#### CONSIGNE ÉCRITE:
Recopiez le passage de l'extrait consacré aux suppléments, en commençant à « Nous passons à » et en terminant à « Arriflex 35mm harnachée. », et modifiez-le en remplaçant « fans » par « spectateurs ».

#### EXTRAIT DU DOCUMENT:
L’interactivité est chargée avec plus d’une heure de suppléments. L’élément le plus conséquent est l’entretien (44’) avec Maxime Lachaud, auteur du livre Redneck movies : Ruralité et dégénérescence dans le cinéma américain (Rouge Profond, 2014). L’essayiste et journaliste français semble peu à l’aise devant la caméra et peine à donner de l’intérêt à ses propos. Il présente ici l’origine des rednecks, leur apparition dans la littérature et au cinéma (avec des titres qui font envie), avant de devenir une vraie figure de la culture pop. Maxime Lachaud intervient également sur le film qui nous intéresse avec quelques informations sur le tournage, les réalisateurs et le casting. Si l’ensemble manque de rythme, on y trouve les informations qu’on espérait y glaner, donc le bilan est positif.

Nous passons à un « making of » qui s’avère un entretien avec les deux réalisateurs, réalisé en 2012 (19’). Confortablement assis dans leur résidence en Floride, le couple Sebastian, Beverly et Ferd, répondent aux questions des fans. Les conditions de tournage sont abordées, les souvenirs s’enchaînent. Beverly explique que le rôle principal a été écrit spécialement pour Claudia Jennings, tandis que Ferd explique comment certaines séquences ont été tournées, avec seulement une caméra Arriflex 35mm harnachée.

#### ENTRÉES AFFICHÉES:
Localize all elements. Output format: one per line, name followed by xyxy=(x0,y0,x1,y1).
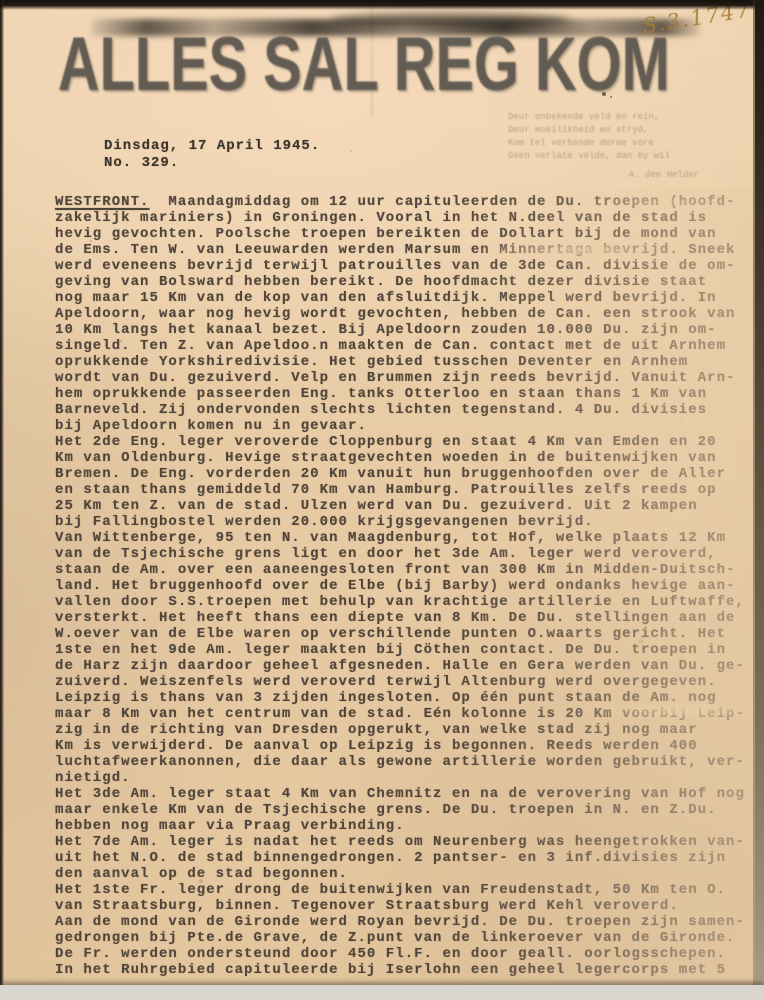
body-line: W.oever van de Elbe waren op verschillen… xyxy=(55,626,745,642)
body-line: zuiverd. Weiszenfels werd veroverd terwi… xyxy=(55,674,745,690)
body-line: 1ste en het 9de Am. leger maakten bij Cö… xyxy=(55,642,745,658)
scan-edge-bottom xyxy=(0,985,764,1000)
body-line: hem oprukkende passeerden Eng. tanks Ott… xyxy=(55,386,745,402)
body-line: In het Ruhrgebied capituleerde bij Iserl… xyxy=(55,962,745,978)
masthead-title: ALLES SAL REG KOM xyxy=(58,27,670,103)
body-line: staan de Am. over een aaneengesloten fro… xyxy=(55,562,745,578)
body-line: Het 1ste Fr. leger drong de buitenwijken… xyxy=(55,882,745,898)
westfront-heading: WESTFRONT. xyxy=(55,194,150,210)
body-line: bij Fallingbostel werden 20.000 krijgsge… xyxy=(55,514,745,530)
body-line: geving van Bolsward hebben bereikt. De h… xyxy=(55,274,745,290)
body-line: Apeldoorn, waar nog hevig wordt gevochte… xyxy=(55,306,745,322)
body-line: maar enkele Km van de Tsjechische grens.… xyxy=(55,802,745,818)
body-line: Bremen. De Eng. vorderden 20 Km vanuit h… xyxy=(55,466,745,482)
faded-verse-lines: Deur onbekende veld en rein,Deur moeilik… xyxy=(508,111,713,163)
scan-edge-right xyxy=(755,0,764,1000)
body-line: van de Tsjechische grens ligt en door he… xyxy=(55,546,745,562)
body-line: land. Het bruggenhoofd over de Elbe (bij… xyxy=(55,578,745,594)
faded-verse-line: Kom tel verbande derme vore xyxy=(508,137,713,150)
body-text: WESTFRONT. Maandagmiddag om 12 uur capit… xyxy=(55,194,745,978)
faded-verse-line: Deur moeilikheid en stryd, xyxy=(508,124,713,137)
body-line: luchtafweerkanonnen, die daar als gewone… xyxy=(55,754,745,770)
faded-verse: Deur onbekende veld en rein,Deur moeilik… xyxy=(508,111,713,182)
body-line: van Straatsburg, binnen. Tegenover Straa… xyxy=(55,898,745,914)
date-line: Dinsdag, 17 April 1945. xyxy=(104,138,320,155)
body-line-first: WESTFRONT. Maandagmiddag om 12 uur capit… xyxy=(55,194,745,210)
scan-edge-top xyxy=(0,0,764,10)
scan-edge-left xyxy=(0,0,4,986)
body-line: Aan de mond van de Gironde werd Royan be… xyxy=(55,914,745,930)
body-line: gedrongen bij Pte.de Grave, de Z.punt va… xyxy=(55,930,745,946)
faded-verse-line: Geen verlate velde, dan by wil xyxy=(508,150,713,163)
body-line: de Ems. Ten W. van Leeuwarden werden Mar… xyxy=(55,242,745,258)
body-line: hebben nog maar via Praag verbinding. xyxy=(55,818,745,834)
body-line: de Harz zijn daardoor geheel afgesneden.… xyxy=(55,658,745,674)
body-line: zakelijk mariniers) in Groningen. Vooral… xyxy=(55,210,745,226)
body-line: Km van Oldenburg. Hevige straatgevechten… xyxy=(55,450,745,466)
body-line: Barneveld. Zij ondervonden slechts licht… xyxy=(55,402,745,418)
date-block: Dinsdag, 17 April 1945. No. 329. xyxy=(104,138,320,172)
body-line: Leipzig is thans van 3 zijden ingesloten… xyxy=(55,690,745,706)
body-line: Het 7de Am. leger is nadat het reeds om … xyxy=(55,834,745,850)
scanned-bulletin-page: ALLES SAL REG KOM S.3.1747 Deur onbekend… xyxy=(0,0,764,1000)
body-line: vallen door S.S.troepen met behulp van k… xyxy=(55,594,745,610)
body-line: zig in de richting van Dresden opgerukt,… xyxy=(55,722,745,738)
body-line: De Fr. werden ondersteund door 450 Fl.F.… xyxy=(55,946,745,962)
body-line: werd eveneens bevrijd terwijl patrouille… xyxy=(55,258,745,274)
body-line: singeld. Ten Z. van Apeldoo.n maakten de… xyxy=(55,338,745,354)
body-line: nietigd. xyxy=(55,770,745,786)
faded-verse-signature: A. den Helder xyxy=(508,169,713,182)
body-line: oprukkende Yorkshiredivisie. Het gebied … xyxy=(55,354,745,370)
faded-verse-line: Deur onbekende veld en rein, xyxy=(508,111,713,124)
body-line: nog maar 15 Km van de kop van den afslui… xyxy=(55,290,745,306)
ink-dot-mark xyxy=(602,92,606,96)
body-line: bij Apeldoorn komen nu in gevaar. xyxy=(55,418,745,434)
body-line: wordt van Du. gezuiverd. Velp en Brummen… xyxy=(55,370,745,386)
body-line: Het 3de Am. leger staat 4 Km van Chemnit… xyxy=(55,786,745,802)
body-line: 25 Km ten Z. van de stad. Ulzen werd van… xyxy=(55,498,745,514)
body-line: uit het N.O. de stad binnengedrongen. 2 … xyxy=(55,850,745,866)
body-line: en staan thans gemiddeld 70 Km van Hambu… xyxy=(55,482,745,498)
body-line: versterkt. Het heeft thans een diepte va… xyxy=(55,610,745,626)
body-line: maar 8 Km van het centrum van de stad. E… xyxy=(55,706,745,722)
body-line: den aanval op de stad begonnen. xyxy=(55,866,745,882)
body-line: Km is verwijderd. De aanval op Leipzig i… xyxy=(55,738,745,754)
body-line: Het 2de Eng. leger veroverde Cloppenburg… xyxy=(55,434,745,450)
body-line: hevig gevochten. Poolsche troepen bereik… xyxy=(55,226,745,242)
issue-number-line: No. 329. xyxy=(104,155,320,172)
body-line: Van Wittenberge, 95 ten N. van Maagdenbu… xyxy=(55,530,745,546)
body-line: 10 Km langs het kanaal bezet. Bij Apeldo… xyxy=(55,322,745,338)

#### RÉPONSE ATTENDUE:
Nous passons à un « making of » qui s’avère un entretien avec les deux réalisateurs, réalisé en 2012 (19’). Confortablement assis dans leur résidence en Floride, le couple Sebastian, Beverly et Ferd, répondent aux questions des spectateurs. Les conditions de tournage sont abordées, les souvenirs s’enchaînent. Beverly explique que le rôle principal a été écrit spécialement pour Claudia Jennings, tandis que Ferd explique comment certaines séquences ont été tournées, avec seulement une caméra Arriflex 35mm harnachée.